> [Work to complete]
**1)** In the piece on Alice's Adventures in Wonderland, write out the passage from "Conversations - even" to "book in a book." again, replacing "illustrations" with "drawings".
**2)** List every real person named in the piece on Alice's Adventures in Wonderland.

> [Page extract]
Alice's Adventures in Wonderland
by Lewis Carroll
Lewis Carroll announced his credo for writing children's book in the opening paragraph of his Alice's Adventures in Wonderland:
... once or twice she had peeped into the book her sister was reading, but it had no pictures or conversations in it, "and what is the use of a book," thought Alice, "without pictures or conversations."
Conversations - even if the great part of them are Alice's soliloquies - naturally play a major part in Alice's Adventures in Wonderland, while Carroll himself illustrated the manuscript. The first published (1865) edition of the book carried 42 illustrations by John Tenniel. There were dozen attempts to illustrate the book, but - for me - Tenniel's illustrations were the definitive ones. In my imagination I used to identify Carroll's characters with Tenniel's images. Holding the latest, 150th Anniversary, edition published by the Princeton University Press with illustrations by Salvador Dali proved to be a novel, rather overwhelming experience which almost feels like holding a new book, or, perhaps, a book in a book.

> [Record excerpts]
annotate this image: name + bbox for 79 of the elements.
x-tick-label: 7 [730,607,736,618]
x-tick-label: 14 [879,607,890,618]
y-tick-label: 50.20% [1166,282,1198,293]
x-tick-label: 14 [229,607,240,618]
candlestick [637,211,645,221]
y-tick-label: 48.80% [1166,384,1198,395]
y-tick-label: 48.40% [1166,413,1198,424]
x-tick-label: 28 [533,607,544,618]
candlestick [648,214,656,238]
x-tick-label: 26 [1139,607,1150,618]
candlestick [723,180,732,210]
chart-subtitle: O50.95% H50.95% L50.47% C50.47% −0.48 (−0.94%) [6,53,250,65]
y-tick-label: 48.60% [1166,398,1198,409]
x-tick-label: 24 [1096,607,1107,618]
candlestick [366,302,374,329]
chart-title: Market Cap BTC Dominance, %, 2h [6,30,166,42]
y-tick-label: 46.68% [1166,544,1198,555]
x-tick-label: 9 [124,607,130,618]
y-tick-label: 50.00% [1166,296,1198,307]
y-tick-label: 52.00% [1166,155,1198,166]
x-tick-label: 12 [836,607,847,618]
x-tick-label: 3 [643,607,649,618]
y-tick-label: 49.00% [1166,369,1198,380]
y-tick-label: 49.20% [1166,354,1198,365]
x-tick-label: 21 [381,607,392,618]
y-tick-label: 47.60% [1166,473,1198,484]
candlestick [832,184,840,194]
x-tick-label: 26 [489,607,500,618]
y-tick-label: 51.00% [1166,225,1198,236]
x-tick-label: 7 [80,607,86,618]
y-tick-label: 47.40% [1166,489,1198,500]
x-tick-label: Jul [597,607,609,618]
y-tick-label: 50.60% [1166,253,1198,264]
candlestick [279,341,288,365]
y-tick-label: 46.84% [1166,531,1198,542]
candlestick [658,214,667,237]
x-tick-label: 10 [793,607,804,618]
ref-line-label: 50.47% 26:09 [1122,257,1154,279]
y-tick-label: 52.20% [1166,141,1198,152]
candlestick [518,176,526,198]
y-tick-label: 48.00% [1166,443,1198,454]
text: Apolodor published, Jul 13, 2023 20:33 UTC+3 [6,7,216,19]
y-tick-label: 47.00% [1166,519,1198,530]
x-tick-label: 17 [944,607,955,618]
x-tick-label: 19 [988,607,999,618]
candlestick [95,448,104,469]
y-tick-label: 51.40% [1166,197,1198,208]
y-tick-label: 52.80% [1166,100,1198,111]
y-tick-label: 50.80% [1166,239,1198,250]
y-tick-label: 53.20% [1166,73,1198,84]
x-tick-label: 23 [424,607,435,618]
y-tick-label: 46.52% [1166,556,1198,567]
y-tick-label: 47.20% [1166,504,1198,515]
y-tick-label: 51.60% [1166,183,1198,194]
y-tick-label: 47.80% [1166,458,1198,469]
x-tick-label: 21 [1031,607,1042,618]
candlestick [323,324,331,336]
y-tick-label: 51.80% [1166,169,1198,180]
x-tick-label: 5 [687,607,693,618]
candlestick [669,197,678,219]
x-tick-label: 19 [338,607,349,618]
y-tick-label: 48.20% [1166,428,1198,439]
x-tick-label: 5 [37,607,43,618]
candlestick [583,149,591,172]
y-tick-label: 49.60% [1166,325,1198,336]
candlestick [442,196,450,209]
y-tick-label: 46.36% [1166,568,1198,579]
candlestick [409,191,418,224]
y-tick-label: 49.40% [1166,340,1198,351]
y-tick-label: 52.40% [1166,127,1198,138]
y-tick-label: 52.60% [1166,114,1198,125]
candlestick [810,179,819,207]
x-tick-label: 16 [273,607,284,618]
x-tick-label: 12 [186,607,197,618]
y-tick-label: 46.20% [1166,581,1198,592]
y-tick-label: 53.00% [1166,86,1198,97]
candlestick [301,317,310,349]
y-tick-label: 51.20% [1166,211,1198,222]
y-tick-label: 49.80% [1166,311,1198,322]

> [Answers for this exercise]
**1)**
Conversations - even if the great part of them are Alice's soliloquies - naturally play a major part in Alice's Adventures in Wonderland, while Carroll himself illustrated the manuscript. The first published (1865) edition of the book carried 42 drawings by John Tenniel. There were dozen attempts to illustrate the book, but - for me - Tenniel's drawings were the definitive ones. In my imagination I used to identify Carroll's characters with Tenniel's images. Holding the latest, 150th Anniversary, edition published by the Princeton University Press with drawings by Salvador Dali proved to be a novel, rather overwhelming experience which almost feels like holding a new book, or, perhaps, a book in a book.

**2)** Lewis Carroll, John Tenniel, Salvador Dali